#### [STATED PROBLEM]
Pictures within the data are to be left out; everything else must be reproduced exactly.

#### [Recorded data]
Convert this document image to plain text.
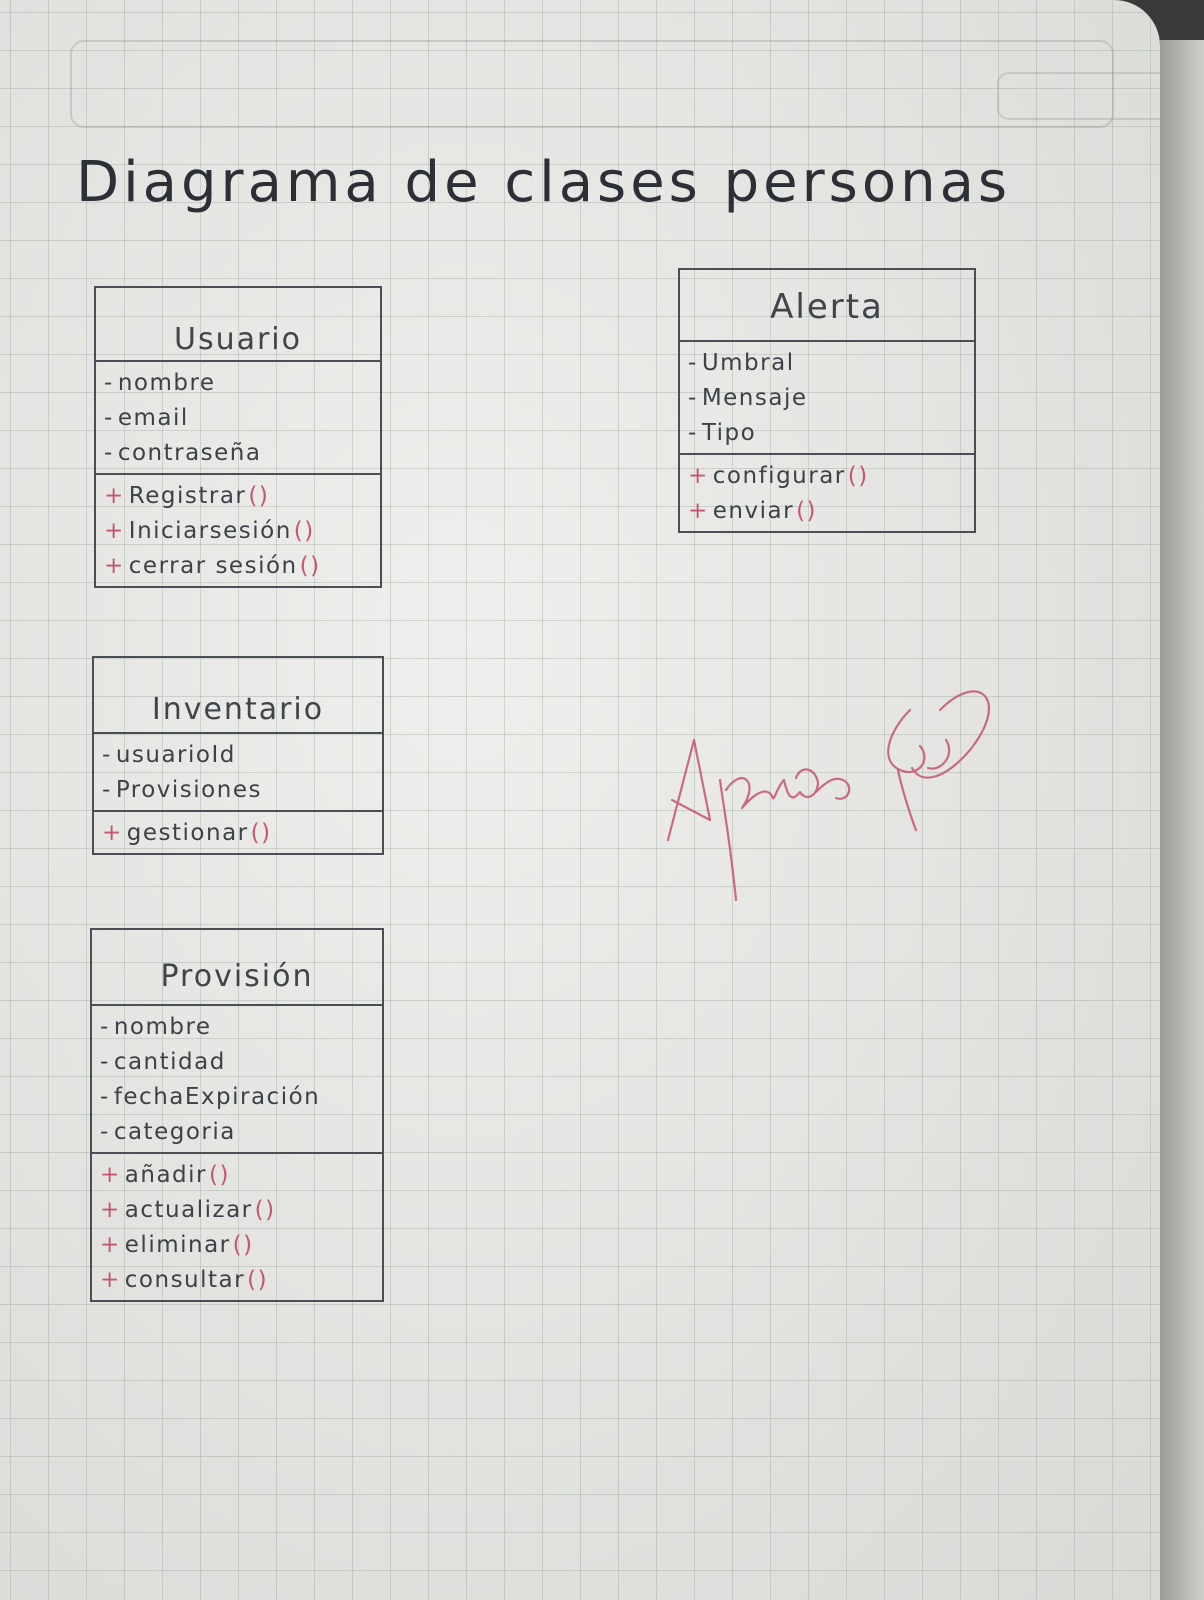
Diagrama de clases personas
Usuario
- nombre
- email
- contraseña
+ Registrar()
+ Iniciarsesión()
+ cerrar sesión()
Alerta
- Umbral
- Mensaje
- Tipo
+ configurar()
+ enviar()
Inventario
- usuarioId
- Provisiones
+ gestionar()
Provisión
- nombre
- cantidad
- fechaExpiración
- categoria
+ añadir()
+ actualizar()
+ eliminar()
+ consultar()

#### [EXERCISE ANSWER]
Convert this document image to plain text.
Diagrama de clases personas
Usuario
- nombre
- email
- contraseña
+ Registrar()
+ Iniciarsesión()
+ cerrar sesión()
Alerta
- Umbral
- Mensaje
- Tipo
+ configurar()
+ enviar()
Inventario
- usuarioId
- Provisiones
+ gestionar()
Provisión
- nombre
- cantidad
- fechaExpiración
- categoria
+ añadir()
+ actualizar()
+ eliminar()
+ consultar()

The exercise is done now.